▶ **Exercise goal**:
In the material below, the lines containing the word "text" are required; copy each of them.

-- Start Task inputs --

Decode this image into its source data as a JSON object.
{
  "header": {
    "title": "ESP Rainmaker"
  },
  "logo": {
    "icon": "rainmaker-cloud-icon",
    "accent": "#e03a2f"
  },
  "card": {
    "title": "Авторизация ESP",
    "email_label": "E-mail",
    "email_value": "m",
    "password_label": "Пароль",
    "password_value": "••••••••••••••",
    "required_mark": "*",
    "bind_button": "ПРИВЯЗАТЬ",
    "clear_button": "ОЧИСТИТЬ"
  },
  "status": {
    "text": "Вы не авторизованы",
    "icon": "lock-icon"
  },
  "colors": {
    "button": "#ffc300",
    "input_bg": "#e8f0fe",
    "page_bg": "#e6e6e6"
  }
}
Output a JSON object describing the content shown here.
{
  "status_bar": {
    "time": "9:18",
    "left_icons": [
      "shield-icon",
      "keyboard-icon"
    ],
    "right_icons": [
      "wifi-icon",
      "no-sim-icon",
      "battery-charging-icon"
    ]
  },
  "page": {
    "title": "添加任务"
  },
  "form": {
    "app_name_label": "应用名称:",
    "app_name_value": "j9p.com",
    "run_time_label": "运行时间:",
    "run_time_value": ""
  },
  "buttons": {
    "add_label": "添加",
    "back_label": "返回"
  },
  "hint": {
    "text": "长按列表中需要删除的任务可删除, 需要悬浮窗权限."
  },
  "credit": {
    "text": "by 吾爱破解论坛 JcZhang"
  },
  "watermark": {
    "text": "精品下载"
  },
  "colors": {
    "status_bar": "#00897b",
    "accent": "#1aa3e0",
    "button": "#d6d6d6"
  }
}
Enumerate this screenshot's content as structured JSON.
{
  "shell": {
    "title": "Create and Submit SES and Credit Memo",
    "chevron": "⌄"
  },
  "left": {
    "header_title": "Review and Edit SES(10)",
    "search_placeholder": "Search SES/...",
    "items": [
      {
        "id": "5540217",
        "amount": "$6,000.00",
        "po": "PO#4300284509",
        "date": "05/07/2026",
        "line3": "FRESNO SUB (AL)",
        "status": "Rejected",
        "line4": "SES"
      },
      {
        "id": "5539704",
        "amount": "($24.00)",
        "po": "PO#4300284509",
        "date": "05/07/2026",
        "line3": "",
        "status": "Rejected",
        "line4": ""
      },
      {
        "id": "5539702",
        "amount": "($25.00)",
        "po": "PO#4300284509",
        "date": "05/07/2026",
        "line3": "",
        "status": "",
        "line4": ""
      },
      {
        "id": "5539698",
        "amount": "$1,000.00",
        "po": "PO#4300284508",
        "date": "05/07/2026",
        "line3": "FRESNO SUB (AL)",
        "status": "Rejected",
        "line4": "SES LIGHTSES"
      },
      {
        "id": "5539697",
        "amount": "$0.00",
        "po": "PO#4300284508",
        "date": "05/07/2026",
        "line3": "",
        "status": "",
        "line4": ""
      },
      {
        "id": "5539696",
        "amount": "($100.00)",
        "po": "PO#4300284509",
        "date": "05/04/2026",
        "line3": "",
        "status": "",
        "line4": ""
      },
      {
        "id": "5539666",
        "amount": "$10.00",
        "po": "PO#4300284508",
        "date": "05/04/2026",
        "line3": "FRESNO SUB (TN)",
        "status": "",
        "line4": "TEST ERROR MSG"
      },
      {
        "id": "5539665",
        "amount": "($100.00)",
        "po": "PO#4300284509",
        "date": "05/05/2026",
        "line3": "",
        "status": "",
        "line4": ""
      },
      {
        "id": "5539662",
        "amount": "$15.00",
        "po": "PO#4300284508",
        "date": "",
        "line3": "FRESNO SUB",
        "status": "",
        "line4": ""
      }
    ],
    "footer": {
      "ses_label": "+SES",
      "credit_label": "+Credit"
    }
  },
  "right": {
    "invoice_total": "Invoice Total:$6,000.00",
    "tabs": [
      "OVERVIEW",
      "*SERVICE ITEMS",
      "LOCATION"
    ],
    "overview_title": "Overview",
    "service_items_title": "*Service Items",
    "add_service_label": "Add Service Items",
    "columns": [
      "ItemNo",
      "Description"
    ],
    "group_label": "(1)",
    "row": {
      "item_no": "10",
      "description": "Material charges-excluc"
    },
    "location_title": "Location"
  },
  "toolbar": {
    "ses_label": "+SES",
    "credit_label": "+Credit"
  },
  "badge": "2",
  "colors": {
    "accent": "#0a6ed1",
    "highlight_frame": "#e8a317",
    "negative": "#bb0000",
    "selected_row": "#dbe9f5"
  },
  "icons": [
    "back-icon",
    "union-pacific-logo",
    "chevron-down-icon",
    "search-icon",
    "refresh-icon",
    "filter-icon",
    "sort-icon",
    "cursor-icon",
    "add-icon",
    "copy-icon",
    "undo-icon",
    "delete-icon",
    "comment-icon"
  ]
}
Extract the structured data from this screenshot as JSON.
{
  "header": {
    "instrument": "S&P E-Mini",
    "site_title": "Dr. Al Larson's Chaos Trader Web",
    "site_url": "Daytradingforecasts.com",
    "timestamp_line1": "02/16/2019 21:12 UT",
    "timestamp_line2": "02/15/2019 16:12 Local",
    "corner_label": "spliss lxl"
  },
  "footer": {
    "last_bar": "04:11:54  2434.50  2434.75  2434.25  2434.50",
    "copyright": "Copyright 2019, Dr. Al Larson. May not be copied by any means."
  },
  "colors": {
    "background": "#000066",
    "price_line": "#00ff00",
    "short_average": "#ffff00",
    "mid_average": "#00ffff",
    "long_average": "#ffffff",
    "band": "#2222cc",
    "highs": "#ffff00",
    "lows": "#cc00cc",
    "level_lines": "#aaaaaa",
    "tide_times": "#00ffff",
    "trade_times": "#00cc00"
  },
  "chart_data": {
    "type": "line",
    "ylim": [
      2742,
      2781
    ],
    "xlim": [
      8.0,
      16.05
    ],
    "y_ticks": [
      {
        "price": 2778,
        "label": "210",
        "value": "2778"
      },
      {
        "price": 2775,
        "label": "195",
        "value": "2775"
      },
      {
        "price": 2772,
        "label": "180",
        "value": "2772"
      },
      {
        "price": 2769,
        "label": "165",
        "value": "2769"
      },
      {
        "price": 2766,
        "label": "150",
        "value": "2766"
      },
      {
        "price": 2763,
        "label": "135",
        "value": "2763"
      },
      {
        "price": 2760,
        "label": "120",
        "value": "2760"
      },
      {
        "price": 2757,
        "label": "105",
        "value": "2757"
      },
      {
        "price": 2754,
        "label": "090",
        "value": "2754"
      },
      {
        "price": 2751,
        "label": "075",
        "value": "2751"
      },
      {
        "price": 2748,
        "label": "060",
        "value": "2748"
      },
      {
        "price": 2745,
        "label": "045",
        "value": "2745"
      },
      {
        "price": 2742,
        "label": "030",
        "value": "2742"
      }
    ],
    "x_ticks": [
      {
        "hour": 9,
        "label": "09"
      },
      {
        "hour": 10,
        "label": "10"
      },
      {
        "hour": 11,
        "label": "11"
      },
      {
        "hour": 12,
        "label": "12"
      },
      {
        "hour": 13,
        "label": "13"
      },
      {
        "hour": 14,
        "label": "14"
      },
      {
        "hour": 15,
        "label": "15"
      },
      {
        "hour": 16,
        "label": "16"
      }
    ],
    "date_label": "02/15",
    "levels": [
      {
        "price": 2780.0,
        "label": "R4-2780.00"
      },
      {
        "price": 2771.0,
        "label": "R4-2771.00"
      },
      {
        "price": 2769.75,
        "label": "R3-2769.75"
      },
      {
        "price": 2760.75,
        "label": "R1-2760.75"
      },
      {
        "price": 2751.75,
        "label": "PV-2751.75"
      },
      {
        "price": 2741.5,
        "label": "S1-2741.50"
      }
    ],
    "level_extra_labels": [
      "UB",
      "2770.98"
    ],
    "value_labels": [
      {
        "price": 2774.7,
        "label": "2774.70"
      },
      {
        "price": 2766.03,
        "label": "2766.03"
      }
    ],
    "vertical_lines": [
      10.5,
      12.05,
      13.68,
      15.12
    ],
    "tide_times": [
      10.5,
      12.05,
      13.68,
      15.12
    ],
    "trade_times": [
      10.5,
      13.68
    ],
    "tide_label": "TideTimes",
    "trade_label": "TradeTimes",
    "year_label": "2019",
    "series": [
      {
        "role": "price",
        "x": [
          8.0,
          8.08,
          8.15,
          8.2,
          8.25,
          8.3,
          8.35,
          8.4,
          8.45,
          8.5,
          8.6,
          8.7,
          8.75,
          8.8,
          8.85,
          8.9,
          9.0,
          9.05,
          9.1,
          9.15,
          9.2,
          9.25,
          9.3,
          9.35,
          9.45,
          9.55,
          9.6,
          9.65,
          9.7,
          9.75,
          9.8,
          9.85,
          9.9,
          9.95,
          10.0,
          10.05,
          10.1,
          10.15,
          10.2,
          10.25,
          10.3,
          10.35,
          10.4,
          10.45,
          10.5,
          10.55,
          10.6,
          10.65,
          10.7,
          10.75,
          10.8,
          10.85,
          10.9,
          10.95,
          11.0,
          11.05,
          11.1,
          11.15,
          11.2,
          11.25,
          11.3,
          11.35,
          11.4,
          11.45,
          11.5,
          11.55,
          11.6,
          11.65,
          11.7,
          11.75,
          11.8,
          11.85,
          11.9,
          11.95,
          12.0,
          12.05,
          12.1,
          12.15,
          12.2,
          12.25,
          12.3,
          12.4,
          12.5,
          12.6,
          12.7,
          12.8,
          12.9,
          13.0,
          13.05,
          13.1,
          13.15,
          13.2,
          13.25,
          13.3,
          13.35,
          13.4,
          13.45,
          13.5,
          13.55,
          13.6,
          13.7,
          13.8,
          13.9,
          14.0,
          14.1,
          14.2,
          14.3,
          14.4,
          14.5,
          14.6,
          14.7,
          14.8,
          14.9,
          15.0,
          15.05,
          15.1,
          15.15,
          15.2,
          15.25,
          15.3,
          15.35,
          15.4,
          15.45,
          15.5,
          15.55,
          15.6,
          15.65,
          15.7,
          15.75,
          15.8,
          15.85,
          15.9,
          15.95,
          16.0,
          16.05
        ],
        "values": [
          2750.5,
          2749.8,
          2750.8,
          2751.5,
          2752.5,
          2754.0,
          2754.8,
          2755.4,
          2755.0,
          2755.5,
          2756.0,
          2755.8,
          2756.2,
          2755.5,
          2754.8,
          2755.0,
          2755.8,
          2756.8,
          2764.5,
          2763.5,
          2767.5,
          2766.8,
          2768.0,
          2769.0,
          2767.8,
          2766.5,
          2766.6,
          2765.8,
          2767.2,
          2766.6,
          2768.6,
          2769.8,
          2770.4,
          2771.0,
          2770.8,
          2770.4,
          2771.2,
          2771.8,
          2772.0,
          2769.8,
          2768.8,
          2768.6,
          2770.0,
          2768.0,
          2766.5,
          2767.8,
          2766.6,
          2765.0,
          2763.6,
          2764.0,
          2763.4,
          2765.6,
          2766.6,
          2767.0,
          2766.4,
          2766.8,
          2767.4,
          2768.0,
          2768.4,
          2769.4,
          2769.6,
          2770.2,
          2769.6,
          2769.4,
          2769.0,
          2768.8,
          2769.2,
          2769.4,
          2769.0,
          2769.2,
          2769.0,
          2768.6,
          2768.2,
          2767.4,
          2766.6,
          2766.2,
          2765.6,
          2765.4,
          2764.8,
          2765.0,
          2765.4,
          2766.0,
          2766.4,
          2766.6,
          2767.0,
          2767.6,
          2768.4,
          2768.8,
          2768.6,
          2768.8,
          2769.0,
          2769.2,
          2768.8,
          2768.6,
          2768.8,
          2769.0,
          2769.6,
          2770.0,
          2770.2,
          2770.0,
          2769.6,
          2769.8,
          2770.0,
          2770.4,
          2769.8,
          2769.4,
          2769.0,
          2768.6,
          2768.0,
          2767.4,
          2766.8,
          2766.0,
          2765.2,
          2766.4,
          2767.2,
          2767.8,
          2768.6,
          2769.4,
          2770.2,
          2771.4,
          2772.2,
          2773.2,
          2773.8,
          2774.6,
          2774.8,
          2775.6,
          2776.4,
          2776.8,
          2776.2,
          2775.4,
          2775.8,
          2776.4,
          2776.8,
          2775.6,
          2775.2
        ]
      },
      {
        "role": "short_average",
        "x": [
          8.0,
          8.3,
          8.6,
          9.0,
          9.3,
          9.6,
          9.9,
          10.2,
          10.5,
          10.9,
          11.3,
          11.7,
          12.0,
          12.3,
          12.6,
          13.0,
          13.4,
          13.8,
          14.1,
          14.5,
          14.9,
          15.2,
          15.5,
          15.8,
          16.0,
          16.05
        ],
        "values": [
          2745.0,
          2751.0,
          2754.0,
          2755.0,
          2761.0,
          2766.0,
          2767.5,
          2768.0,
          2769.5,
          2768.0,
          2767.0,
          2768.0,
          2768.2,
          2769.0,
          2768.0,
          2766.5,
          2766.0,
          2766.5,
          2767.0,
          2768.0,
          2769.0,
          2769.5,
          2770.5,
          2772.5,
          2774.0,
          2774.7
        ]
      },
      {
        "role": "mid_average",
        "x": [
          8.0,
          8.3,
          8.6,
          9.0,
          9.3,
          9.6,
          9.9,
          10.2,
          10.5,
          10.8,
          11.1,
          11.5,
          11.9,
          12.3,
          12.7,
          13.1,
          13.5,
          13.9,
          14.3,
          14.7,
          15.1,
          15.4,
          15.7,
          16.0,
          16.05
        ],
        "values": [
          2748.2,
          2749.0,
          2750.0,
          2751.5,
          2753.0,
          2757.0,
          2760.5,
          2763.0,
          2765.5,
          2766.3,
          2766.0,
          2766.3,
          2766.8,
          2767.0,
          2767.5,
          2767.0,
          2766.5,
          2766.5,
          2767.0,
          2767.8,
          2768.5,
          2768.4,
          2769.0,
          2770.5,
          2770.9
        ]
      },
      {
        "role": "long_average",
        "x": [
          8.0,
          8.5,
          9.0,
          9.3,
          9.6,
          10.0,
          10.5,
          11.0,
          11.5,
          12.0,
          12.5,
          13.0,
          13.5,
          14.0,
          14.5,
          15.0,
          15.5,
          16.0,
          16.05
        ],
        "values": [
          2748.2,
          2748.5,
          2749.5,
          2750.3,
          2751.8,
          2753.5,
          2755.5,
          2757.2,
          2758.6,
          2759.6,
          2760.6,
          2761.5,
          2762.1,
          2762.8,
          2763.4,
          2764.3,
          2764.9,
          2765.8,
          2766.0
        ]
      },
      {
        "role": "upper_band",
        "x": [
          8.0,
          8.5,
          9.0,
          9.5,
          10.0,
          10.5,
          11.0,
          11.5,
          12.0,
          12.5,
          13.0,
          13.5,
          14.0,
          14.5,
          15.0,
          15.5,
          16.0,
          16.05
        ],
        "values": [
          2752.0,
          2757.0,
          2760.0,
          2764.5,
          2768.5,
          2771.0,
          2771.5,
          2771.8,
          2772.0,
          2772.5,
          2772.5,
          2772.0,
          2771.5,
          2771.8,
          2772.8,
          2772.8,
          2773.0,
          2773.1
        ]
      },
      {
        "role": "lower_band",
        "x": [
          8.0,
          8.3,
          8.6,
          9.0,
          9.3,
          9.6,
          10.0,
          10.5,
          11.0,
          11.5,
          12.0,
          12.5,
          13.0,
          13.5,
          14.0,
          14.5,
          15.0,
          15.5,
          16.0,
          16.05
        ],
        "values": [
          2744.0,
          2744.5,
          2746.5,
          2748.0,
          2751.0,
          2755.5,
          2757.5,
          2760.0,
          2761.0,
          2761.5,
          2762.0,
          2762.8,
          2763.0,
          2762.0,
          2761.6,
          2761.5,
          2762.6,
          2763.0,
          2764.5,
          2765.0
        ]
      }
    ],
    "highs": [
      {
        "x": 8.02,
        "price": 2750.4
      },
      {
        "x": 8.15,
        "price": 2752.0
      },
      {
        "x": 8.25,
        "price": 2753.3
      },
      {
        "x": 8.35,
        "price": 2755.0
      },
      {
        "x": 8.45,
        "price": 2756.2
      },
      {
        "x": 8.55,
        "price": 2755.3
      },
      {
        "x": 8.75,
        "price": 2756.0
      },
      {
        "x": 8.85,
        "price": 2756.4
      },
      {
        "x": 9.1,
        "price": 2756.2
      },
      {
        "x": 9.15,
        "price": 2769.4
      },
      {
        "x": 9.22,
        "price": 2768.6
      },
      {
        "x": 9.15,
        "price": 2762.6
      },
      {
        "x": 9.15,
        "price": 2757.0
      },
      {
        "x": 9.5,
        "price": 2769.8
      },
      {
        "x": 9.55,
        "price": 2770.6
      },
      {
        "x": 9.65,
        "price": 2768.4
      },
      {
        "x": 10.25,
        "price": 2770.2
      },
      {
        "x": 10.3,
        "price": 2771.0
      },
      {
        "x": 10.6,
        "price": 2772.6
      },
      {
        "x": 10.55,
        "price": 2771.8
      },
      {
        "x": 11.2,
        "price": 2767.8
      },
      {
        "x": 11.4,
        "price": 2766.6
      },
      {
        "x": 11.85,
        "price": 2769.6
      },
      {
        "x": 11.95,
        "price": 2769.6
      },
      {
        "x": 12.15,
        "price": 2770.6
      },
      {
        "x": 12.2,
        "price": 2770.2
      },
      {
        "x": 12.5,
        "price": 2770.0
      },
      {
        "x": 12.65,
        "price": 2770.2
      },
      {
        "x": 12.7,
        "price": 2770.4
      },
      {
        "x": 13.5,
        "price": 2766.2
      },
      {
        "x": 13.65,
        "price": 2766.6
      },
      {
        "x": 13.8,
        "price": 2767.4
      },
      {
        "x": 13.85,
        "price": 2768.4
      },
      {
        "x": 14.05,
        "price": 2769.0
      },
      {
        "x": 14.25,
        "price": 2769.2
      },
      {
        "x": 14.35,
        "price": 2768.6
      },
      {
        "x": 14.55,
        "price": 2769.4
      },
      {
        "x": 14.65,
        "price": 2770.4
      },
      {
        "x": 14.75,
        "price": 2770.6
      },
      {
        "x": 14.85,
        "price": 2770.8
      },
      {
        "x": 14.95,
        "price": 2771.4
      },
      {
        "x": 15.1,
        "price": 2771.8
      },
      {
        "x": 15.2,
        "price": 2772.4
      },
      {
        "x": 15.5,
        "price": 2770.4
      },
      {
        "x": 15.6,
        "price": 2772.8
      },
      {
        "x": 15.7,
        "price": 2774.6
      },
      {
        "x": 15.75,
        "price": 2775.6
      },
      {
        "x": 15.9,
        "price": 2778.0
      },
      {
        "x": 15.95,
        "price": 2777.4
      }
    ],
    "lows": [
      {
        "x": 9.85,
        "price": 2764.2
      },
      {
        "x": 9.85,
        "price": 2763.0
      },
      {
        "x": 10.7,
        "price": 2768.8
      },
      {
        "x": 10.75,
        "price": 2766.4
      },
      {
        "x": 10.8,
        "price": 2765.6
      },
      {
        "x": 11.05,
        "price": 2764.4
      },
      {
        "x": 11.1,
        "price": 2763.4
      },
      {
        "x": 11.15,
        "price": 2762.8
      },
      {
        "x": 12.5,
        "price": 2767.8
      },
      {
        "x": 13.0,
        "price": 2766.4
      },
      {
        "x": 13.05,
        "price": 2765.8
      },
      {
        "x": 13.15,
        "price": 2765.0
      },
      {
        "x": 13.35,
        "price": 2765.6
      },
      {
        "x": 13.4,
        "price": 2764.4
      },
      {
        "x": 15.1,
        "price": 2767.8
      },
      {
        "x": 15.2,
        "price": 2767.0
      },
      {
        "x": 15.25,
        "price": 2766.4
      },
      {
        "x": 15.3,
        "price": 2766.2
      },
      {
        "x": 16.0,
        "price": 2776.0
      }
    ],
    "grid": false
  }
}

-- End Task inputs --

▶ **Final answer**:
    "text": "Вы не авторизованы",
    "text": "长按列表中需要删除的任务可删除, 需要悬浮窗权限."
    "text": "by 吾爱破解论坛 JcZhang"
    "text": "精品下载"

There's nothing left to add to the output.